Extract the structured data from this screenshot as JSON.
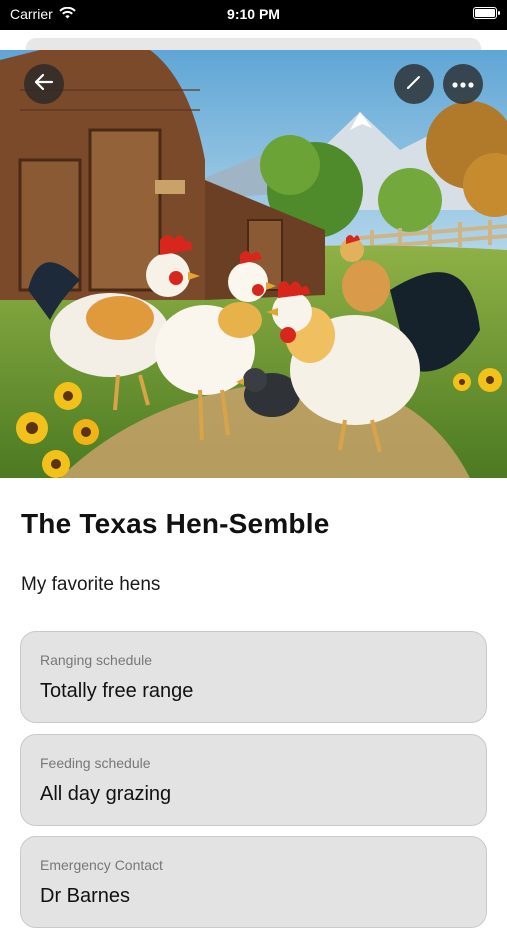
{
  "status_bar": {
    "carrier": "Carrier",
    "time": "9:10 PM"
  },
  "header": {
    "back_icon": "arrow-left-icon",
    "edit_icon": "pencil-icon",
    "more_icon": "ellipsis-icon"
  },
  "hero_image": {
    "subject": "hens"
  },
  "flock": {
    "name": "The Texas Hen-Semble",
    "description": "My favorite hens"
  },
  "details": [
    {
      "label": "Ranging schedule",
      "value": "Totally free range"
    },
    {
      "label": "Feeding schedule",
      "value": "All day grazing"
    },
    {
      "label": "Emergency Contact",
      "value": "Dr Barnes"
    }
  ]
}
════════════════════
• _EXERCISE_:
All of the entries need to be transcribed word for word; pictures are left out.

• _WORKED ANSWER_:
Extract the structured data from this screenshot as JSON.
{
  "status_bar": {
    "carrier": "Carrier",
    "time": "9:10 PM"
  },
  "header": {
    "back_icon": "arrow-left-icon",
    "edit_icon": "pencil-icon",
    "more_icon": "ellipsis-icon"
  },
  "hero_image": {
    "subject": "hens"
  },
  "flock": {
    "name": "The Texas Hen-Semble",
    "description": "My favorite hens"
  },
  "details": [
    {
      "label": "Ranging schedule",
      "value": "Totally free range"
    },
    {
      "label": "Feeding schedule",
      "value": "All day grazing"
    },
    {
      "label": "Emergency Contact",
      "value": "Dr Barnes"
    }
  ]
}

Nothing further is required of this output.